Data entries for graphics:
________

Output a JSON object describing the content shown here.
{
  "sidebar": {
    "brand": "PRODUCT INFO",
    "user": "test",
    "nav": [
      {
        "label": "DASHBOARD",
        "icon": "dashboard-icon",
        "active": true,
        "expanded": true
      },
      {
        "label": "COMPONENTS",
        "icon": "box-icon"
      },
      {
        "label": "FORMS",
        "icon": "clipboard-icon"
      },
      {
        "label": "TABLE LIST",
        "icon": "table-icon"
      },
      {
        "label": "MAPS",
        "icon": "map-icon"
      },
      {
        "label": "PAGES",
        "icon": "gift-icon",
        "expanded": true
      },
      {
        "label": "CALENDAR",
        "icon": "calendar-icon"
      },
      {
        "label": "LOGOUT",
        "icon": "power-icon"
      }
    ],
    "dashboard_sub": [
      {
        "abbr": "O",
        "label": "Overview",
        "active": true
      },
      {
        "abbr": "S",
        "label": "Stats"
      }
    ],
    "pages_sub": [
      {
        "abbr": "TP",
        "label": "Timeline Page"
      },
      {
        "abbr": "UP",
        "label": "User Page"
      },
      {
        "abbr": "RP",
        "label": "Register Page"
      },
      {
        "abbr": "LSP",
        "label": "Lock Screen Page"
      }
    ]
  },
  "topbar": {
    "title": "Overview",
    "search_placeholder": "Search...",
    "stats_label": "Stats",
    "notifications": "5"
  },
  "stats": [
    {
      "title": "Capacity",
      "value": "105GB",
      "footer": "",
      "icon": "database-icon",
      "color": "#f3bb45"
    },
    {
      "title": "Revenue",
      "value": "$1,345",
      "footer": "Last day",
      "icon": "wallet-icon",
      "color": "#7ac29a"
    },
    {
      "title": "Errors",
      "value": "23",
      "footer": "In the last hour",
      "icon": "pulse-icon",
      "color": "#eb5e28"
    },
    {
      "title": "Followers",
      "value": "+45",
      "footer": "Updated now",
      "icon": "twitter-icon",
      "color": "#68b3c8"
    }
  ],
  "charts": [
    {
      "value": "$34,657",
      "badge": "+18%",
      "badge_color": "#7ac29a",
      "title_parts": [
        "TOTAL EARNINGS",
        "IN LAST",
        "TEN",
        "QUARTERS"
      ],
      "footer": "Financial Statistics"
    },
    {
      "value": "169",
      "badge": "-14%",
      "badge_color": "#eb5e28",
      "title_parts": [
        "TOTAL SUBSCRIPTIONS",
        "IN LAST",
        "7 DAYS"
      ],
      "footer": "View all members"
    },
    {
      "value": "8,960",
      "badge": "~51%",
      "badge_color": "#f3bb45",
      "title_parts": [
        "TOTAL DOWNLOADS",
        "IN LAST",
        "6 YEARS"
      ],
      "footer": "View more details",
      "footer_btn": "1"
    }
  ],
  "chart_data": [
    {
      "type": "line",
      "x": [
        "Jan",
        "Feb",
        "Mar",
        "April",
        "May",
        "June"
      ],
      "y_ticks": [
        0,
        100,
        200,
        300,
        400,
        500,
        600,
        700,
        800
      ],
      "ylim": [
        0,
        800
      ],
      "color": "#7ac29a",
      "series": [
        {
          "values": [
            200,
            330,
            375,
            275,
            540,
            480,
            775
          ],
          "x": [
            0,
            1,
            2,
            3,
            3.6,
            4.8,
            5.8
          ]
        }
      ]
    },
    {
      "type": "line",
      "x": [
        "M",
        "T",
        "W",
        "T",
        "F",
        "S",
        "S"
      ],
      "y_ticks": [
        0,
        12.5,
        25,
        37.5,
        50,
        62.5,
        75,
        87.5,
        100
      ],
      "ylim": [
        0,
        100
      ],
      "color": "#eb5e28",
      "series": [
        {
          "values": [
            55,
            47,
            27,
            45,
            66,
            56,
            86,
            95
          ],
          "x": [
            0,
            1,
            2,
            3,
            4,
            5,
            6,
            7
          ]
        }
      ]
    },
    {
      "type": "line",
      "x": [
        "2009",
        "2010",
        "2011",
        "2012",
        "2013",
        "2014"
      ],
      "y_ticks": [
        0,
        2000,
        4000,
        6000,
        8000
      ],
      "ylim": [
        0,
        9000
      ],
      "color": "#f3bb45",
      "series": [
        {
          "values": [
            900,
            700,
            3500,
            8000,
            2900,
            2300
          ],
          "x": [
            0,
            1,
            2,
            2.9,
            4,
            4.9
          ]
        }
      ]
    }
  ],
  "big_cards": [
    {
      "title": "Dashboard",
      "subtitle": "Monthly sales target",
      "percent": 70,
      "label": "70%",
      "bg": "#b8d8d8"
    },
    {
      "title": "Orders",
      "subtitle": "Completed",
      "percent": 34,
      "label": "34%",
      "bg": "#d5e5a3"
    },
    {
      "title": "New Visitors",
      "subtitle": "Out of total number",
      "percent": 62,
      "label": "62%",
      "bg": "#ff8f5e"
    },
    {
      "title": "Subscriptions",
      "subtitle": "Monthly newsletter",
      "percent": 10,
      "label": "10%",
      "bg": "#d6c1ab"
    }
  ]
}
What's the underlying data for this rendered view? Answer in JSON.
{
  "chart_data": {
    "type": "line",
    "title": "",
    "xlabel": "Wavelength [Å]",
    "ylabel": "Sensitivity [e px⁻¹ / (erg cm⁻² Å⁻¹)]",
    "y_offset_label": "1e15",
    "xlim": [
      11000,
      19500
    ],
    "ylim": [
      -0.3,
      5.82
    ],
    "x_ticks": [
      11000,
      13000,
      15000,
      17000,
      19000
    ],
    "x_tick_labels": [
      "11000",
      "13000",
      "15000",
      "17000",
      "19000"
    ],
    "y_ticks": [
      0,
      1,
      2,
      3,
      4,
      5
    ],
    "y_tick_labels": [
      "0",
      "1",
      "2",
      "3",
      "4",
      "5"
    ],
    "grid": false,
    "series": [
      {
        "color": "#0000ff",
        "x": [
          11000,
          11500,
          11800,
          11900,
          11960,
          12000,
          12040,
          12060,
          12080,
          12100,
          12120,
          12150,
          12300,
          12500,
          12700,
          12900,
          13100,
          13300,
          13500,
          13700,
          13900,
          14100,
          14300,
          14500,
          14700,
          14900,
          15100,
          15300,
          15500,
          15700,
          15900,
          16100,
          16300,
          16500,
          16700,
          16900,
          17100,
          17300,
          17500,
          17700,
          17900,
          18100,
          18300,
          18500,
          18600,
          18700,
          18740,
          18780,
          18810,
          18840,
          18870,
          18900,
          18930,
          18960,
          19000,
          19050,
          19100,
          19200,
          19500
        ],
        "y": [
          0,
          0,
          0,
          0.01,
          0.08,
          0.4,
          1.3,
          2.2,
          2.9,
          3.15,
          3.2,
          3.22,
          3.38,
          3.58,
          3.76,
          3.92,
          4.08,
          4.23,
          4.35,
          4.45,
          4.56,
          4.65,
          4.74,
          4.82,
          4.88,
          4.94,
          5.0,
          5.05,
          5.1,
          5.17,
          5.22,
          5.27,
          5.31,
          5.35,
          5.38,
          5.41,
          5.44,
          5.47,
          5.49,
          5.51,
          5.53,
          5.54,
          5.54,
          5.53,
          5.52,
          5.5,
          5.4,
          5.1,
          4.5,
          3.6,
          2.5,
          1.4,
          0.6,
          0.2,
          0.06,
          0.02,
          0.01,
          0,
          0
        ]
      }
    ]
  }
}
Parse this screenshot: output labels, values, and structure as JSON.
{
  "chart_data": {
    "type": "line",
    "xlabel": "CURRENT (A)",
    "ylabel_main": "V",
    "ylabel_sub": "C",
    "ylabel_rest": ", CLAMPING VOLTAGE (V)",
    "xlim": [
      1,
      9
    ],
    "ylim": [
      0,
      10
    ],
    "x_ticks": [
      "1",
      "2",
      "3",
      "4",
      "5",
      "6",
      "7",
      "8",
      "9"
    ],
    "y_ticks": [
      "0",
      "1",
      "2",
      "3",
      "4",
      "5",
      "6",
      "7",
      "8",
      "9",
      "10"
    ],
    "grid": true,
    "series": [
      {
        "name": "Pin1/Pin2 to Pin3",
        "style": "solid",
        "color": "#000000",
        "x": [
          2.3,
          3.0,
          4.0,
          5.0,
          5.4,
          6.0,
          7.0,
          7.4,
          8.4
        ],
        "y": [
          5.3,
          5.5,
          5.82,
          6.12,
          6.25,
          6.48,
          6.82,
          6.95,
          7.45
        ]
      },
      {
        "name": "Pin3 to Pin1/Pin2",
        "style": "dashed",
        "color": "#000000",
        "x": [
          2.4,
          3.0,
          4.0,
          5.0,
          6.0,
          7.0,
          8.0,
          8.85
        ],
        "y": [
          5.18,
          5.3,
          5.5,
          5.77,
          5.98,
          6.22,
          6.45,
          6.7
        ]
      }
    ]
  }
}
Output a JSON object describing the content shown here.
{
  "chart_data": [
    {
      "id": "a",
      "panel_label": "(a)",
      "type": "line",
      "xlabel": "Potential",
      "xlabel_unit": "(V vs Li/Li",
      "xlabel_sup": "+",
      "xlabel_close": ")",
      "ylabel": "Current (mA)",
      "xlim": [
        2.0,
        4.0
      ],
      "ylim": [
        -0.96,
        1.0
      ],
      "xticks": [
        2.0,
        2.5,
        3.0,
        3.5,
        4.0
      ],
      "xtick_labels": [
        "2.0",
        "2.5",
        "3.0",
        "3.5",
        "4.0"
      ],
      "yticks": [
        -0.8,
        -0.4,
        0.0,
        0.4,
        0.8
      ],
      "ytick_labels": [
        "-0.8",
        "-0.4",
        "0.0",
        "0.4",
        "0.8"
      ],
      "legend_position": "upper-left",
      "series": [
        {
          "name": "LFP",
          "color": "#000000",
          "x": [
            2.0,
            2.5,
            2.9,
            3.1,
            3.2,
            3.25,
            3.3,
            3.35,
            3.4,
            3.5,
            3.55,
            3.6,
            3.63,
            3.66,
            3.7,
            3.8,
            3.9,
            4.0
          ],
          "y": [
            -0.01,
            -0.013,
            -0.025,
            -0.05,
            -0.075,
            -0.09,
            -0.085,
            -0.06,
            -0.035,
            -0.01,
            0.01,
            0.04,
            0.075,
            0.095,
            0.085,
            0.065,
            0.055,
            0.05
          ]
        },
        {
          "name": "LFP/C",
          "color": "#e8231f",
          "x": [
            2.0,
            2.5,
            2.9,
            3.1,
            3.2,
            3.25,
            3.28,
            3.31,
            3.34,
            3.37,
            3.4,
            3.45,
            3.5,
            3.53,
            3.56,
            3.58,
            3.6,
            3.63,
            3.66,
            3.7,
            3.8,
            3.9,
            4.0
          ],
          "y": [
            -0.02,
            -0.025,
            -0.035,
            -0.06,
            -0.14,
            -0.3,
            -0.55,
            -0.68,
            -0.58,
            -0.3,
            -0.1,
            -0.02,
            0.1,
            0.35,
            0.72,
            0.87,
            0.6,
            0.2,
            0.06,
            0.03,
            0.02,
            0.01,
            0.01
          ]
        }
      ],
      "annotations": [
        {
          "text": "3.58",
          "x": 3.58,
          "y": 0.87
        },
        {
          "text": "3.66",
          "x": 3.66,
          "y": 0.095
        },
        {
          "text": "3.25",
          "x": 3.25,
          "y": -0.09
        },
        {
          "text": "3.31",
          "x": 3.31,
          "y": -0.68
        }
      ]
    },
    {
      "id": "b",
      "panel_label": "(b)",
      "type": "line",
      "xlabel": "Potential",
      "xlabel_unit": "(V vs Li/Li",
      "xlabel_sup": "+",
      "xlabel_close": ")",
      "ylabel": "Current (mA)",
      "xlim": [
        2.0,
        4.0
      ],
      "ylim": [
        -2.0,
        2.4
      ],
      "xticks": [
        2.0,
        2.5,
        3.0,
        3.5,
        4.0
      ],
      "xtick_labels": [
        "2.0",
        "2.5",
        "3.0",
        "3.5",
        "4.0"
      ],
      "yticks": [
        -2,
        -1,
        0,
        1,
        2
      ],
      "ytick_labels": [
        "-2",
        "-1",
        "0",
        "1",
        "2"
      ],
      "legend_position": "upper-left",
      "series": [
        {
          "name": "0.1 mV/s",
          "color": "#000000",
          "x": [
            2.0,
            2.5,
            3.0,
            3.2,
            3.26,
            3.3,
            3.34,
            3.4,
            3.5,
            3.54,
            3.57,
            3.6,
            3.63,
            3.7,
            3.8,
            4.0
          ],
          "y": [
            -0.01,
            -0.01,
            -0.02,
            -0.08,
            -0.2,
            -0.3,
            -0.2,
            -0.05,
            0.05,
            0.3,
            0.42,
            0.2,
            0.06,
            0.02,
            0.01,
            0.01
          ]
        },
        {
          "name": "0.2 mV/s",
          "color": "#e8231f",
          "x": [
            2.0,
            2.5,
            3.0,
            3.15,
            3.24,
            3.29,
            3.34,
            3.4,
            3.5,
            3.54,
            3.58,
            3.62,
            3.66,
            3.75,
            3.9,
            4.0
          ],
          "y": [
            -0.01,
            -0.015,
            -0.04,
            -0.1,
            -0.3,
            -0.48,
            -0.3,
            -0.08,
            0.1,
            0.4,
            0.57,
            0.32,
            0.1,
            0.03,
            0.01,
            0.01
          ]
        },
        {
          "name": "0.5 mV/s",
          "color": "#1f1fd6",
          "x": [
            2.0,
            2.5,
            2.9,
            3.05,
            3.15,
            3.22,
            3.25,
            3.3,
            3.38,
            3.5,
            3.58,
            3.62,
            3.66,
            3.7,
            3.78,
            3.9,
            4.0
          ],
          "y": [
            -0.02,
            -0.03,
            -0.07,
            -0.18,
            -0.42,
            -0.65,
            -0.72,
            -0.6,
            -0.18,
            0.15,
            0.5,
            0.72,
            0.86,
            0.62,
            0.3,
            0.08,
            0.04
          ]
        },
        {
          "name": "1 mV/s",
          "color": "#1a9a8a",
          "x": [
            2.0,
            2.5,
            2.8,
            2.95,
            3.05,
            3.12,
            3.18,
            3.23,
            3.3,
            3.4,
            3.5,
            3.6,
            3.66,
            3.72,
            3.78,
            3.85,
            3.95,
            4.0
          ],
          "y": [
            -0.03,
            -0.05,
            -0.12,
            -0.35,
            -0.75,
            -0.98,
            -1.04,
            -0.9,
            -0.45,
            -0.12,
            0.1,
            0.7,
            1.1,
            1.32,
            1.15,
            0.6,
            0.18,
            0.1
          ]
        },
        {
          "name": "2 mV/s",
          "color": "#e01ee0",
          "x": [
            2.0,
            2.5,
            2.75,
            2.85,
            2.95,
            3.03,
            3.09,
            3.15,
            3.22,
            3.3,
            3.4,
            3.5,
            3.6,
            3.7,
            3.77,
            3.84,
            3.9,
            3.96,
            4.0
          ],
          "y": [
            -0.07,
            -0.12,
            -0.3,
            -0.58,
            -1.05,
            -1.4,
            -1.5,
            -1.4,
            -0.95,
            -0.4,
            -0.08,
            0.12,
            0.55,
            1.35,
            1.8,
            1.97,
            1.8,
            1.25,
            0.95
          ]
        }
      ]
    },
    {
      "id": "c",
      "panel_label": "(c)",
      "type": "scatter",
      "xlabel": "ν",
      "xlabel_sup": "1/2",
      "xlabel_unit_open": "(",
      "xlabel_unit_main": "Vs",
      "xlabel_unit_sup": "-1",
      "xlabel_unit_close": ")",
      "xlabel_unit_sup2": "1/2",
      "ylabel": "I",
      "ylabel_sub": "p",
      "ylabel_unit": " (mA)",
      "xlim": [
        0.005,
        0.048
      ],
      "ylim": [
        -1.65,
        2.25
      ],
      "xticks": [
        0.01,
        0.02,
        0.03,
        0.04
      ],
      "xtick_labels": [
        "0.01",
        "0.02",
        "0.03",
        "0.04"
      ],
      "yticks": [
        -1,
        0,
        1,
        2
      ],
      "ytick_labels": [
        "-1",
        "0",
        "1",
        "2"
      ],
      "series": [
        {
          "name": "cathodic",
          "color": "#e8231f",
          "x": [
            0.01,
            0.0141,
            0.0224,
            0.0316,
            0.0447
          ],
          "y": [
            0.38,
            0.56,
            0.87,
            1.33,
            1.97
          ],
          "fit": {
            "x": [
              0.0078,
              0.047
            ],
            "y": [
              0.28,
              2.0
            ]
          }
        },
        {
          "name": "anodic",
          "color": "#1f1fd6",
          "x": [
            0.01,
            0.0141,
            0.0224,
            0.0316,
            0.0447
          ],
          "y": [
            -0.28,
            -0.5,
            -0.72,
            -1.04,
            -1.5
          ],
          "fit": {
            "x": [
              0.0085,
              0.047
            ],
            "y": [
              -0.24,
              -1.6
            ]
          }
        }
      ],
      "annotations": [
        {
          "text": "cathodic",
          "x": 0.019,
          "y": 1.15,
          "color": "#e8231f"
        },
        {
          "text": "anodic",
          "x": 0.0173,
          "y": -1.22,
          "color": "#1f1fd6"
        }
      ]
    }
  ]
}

________

**Task to carry out**
Each line that holds the word "percent" should be extracted from the records.

**Exercise result**
      "percent": 70,
      "percent": 34,
      "percent": 62,
      "percent": 10,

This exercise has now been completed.